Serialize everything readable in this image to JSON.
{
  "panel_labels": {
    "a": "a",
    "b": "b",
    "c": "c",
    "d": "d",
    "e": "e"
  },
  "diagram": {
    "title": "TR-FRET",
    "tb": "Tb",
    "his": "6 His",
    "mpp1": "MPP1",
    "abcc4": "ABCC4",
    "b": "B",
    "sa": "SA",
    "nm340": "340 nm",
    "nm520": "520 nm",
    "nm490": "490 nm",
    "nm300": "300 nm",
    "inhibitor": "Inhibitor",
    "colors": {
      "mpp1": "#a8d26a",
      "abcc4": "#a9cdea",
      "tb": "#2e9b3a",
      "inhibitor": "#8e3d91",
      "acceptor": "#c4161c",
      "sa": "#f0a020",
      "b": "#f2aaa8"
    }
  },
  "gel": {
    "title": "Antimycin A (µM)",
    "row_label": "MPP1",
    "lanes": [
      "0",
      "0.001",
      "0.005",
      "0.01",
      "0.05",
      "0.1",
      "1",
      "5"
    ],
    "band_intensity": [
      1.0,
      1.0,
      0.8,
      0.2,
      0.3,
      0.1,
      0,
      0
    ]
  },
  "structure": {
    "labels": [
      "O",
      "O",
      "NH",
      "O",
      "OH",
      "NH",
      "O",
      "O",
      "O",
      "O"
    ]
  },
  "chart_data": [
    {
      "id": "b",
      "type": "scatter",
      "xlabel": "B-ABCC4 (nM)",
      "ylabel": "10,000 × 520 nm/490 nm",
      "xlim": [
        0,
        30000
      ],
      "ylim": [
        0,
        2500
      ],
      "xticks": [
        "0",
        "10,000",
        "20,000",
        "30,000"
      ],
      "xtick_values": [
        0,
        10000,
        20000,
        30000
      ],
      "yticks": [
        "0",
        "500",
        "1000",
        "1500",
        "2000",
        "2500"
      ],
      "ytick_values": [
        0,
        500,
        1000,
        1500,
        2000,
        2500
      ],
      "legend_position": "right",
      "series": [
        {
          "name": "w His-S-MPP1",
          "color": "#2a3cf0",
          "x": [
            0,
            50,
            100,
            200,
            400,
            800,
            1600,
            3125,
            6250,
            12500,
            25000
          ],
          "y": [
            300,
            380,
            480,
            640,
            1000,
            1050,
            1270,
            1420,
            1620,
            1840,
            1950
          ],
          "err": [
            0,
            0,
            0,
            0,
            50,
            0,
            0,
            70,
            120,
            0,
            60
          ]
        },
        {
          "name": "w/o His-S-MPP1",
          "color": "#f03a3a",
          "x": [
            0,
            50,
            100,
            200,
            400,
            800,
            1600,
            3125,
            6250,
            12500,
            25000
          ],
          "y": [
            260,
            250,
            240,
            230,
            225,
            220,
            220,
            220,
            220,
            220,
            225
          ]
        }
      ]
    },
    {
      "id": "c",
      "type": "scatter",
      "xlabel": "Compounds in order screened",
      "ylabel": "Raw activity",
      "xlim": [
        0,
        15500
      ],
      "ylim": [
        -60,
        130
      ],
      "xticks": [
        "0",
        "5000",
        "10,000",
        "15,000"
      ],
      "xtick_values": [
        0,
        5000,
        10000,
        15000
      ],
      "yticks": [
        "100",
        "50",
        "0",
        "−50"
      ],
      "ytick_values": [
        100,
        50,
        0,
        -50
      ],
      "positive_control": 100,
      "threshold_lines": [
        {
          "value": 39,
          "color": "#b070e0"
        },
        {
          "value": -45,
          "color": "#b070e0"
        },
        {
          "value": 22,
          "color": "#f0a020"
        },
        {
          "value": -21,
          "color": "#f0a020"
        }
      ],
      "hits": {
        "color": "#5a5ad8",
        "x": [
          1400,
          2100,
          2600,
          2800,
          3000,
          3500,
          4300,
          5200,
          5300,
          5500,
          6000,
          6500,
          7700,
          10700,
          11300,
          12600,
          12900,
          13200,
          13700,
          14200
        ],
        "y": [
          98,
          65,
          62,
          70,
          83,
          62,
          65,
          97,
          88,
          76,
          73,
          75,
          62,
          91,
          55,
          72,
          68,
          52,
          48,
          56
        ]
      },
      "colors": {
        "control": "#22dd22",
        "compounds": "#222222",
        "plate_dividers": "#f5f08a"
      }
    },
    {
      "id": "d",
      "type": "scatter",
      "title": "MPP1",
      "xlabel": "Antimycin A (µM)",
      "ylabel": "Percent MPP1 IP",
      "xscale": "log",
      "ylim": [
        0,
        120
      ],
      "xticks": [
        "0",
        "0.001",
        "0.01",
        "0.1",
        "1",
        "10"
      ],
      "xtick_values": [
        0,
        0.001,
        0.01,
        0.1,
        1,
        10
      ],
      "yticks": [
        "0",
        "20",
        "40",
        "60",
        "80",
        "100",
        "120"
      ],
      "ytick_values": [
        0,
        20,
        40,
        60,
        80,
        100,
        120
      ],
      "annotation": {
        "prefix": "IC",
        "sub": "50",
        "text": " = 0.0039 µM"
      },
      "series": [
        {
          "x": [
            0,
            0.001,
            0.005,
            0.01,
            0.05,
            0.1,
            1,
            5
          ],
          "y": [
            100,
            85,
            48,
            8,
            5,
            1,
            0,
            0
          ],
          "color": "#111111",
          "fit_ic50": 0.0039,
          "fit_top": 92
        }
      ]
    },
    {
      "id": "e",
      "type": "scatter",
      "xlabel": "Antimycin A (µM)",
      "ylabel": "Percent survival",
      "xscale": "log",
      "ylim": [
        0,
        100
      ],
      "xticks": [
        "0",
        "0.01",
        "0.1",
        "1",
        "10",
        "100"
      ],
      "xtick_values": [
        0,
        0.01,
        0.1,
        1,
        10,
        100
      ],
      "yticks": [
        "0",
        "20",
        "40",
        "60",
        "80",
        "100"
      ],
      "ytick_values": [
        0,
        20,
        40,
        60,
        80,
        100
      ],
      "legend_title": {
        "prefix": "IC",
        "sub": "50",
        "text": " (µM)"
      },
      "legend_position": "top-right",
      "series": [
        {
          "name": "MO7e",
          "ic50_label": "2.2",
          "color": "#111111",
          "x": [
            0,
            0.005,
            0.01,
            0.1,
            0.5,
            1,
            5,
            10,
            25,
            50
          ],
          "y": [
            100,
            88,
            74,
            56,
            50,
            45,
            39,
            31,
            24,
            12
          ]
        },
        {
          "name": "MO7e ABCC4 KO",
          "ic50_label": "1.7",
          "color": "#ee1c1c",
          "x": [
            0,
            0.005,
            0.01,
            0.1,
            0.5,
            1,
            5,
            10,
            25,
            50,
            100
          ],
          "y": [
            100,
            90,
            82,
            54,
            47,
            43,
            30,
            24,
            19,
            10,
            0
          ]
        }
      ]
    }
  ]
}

--------------------------------

Restate the data above word for word.

Serialize everything readable in this image to JSON.
{
  "panel_labels": {
    "a": "a",
    "b": "b",
    "c": "c",
    "d": "d",
    "e": "e"
  },
  "diagram": {
    "title": "TR-FRET",
    "tb": "Tb",
    "his": "6 His",
    "mpp1": "MPP1",
    "abcc4": "ABCC4",
    "b": "B",
    "sa": "SA",
    "nm340": "340 nm",
    "nm520": "520 nm",
    "nm490": "490 nm",
    "nm300": "300 nm",
    "inhibitor": "Inhibitor",
    "colors": {
      "mpp1": "#a8d26a",
      "abcc4": "#a9cdea",
      "tb": "#2e9b3a",
      "inhibitor": "#8e3d91",
      "acceptor": "#c4161c",
      "sa": "#f0a020",
      "b": "#f2aaa8"
    }
  },
  "gel": {
    "title": "Antimycin A (µM)",
    "row_label": "MPP1",
    "lanes": [
      "0",
      "0.001",
      "0.005",
      "0.01",
      "0.05",
      "0.1",
      "1",
      "5"
    ],
    "band_intensity": [
      1.0,
      1.0,
      0.8,
      0.2,
      0.3,
      0.1,
      0,
      0
    ]
  },
  "structure": {
    "labels": [
      "O",
      "O",
      "NH",
      "O",
      "OH",
      "NH",
      "O",
      "O",
      "O",
      "O"
    ]
  },
  "chart_data": [
    {
      "id": "b",
      "type": "scatter",
      "xlabel": "B-ABCC4 (nM)",
      "ylabel": "10,000 × 520 nm/490 nm",
      "xlim": [
        0,
        30000
      ],
      "ylim": [
        0,
        2500
      ],
      "xticks": [
        "0",
        "10,000",
        "20,000",
        "30,000"
      ],
      "xtick_values": [
        0,
        10000,
        20000,
        30000
      ],
      "yticks": [
        "0",
        "500",
        "1000",
        "1500",
        "2000",
        "2500"
      ],
      "ytick_values": [
        0,
        500,
        1000,
        1500,
        2000,
        2500
      ],
      "legend_position": "right",
      "series": [
        {
          "name": "w His-S-MPP1",
          "color": "#2a3cf0",
          "x": [
            0,
            50,
            100,
            200,
            400,
            800,
            1600,
            3125,
            6250,
            12500,
            25000
          ],
          "y": [
            300,
            380,
            480,
            640,
            1000,
            1050,
            1270,
            1420,
            1620,
            1840,
            1950
          ],
          "err": [
            0,
            0,
            0,
            0,
            50,
            0,
            0,
            70,
            120,
            0,
            60
          ]
        },
        {
          "name": "w/o His-S-MPP1",
          "color": "#f03a3a",
          "x": [
            0,
            50,
            100,
            200,
            400,
            800,
            1600,
            3125,
            6250,
            12500,
            25000
          ],
          "y": [
            260,
            250,
            240,
            230,
            225,
            220,
            220,
            220,
            220,
            220,
            225
          ]
        }
      ]
    },
    {
      "id": "c",
      "type": "scatter",
      "xlabel": "Compounds in order screened",
      "ylabel": "Raw activity",
      "xlim": [
        0,
        15500
      ],
      "ylim": [
        -60,
        130
      ],
      "xticks": [
        "0",
        "5000",
        "10,000",
        "15,000"
      ],
      "xtick_values": [
        0,
        5000,
        10000,
        15000
      ],
      "yticks": [
        "100",
        "50",
        "0",
        "−50"
      ],
      "ytick_values": [
        100,
        50,
        0,
        -50
      ],
      "positive_control": 100,
      "threshold_lines": [
        {
          "value": 39,
          "color": "#b070e0"
        },
        {
          "value": -45,
          "color": "#b070e0"
        },
        {
          "value": 22,
          "color": "#f0a020"
        },
        {
          "value": -21,
          "color": "#f0a020"
        }
      ],
      "hits": {
        "color": "#5a5ad8",
        "x": [
          1400,
          2100,
          2600,
          2800,
          3000,
          3500,
          4300,
          5200,
          5300,
          5500,
          6000,
          6500,
          7700,
          10700,
          11300,
          12600,
          12900,
          13200,
          13700,
          14200
        ],
        "y": [
          98,
          65,
          62,
          70,
          83,
          62,
          65,
          97,
          88,
          76,
          73,
          75,
          62,
          91,
          55,
          72,
          68,
          52,
          48,
          56
        ]
      },
      "colors": {
        "control": "#22dd22",
        "compounds": "#222222",
        "plate_dividers": "#f5f08a"
      }
    },
    {
      "id": "d",
      "type": "scatter",
      "title": "MPP1",
      "xlabel": "Antimycin A (µM)",
      "ylabel": "Percent MPP1 IP",
      "xscale": "log",
      "ylim": [
        0,
        120
      ],
      "xticks": [
        "0",
        "0.001",
        "0.01",
        "0.1",
        "1",
        "10"
      ],
      "xtick_values": [
        0,
        0.001,
        0.01,
        0.1,
        1,
        10
      ],
      "yticks": [
        "0",
        "20",
        "40",
        "60",
        "80",
        "100",
        "120"
      ],
      "ytick_values": [
        0,
        20,
        40,
        60,
        80,
        100,
        120
      ],
      "annotation": {
        "prefix": "IC",
        "sub": "50",
        "text": " = 0.0039 µM"
      },
      "series": [
        {
          "x": [
            0,
            0.001,
            0.005,
            0.01,
            0.05,
            0.1,
            1,
            5
          ],
          "y": [
            100,
            85,
            48,
            8,
            5,
            1,
            0,
            0
          ],
          "color": "#111111",
          "fit_ic50": 0.0039,
          "fit_top": 92
        }
      ]
    },
    {
      "id": "e",
      "type": "scatter",
      "xlabel": "Antimycin A (µM)",
      "ylabel": "Percent survival",
      "xscale": "log",
      "ylim": [
        0,
        100
      ],
      "xticks": [
        "0",
        "0.01",
        "0.1",
        "1",
        "10",
        "100"
      ],
      "xtick_values": [
        0,
        0.01,
        0.1,
        1,
        10,
        100
      ],
      "yticks": [
        "0",
        "20",
        "40",
        "60",
        "80",
        "100"
      ],
      "ytick_values": [
        0,
        20,
        40,
        60,
        80,
        100
      ],
      "legend_title": {
        "prefix": "IC",
        "sub": "50",
        "text": " (µM)"
      },
      "legend_position": "top-right",
      "series": [
        {
          "name": "MO7e",
          "ic50_label": "2.2",
          "color": "#111111",
          "x": [
            0,
            0.005,
            0.01,
            0.1,
            0.5,
            1,
            5,
            10,
            25,
            50
          ],
          "y": [
            100,
            88,
            74,
            56,
            50,
            45,
            39,
            31,
            24,
            12
          ]
        },
        {
          "name": "MO7e ABCC4 KO",
          "ic50_label": "1.7",
          "color": "#ee1c1c",
          "x": [
            0,
            0.005,
            0.01,
            0.1,
            0.5,
            1,
            5,
            10,
            25,
            50,
            100
          ],
          "y": [
            100,
            90,
            82,
            54,
            47,
            43,
            30,
            24,
            19,
            10,
            0
          ]
        }
      ]
    }
  ]
}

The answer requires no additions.